▶ Description of the task
Scan the material and copy every line in which "screenshot" appears.

▶ Data for this task

____________________

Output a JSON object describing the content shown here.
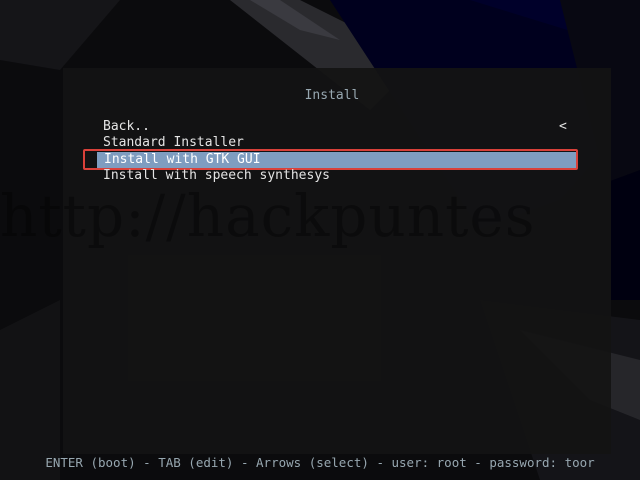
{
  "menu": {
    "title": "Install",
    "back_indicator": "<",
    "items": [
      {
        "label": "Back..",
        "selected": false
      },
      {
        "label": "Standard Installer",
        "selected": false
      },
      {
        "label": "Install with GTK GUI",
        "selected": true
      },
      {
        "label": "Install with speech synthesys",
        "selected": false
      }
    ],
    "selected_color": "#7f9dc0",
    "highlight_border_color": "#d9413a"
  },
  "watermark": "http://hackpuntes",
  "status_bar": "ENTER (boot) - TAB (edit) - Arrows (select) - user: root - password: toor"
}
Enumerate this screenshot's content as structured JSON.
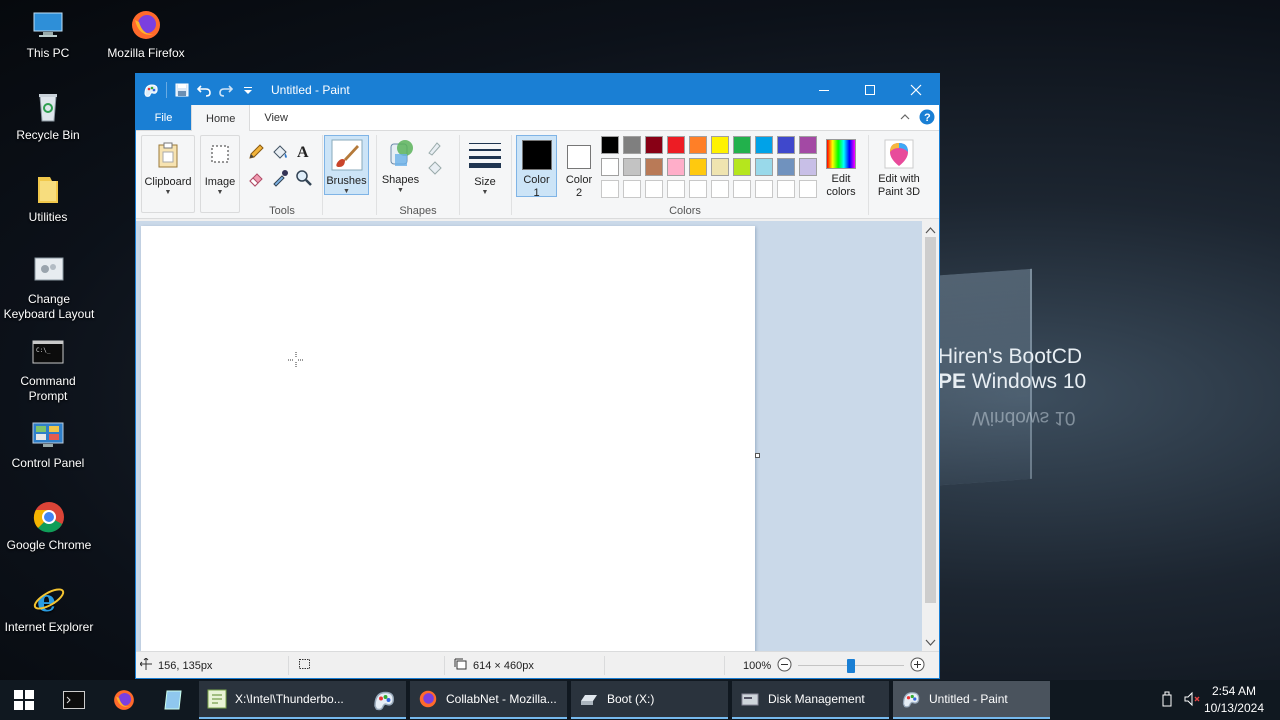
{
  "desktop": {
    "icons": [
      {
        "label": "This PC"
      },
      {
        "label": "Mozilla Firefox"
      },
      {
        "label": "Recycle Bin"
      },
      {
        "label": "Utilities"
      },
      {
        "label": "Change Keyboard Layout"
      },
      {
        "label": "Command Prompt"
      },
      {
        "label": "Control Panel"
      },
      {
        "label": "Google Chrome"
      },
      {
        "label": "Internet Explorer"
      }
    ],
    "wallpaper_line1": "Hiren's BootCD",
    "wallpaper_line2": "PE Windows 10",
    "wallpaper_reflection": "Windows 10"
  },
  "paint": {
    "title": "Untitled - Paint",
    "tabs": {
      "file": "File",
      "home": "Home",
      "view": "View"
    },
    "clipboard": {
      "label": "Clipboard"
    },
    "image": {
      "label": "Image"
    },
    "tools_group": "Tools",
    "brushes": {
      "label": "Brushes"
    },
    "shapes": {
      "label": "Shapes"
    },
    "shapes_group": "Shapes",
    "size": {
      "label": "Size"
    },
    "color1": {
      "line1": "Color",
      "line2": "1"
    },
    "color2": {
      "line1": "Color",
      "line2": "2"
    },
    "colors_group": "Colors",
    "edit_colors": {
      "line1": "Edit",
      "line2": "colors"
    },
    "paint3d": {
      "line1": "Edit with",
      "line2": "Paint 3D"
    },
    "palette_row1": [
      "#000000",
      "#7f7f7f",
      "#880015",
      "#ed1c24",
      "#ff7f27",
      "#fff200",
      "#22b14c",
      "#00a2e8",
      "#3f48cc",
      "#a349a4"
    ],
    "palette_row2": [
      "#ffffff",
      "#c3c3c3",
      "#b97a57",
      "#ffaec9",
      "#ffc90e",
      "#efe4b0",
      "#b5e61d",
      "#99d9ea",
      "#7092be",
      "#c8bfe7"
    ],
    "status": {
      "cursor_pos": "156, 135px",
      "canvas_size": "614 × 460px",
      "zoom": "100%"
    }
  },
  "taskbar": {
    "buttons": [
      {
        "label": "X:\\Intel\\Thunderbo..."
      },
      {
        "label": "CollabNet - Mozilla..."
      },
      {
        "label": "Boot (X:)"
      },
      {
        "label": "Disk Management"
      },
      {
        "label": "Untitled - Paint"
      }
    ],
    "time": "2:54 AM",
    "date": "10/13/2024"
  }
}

____________________

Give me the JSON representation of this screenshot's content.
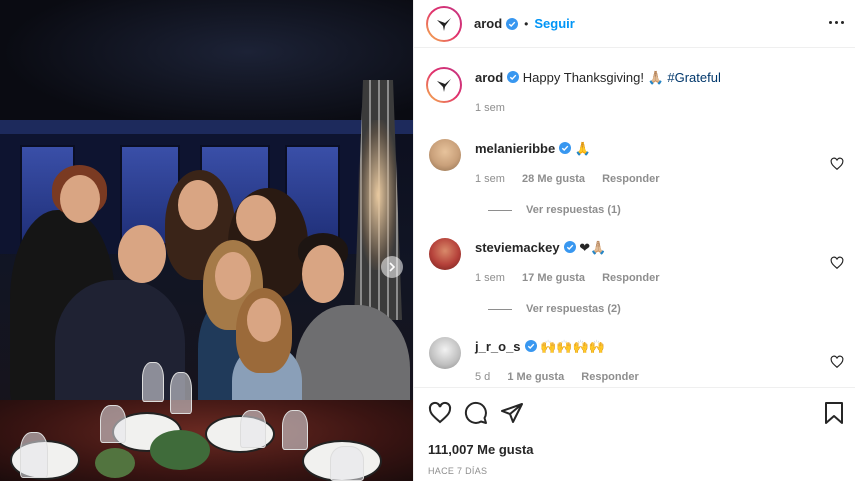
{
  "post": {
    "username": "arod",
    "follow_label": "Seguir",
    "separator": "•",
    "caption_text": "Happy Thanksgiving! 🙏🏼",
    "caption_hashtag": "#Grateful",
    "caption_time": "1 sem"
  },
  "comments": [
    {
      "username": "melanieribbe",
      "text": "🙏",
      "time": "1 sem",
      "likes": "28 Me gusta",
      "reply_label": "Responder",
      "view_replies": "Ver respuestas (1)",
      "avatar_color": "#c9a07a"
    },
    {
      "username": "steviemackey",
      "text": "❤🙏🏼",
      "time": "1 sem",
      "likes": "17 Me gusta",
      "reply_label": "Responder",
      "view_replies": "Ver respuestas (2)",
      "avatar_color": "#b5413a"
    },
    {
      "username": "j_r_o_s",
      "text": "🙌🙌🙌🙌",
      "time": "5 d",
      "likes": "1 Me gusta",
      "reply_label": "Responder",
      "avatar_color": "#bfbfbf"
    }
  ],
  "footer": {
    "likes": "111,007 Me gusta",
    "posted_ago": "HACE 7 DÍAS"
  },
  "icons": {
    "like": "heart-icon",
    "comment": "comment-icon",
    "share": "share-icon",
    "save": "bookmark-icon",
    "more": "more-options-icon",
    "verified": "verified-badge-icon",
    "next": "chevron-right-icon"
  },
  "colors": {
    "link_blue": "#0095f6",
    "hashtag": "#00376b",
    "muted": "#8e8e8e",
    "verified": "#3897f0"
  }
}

____________________

▶ Reply
Enumerate this screenshot's content as structured JSON.
Give me the JSON representation of this screenshot's content.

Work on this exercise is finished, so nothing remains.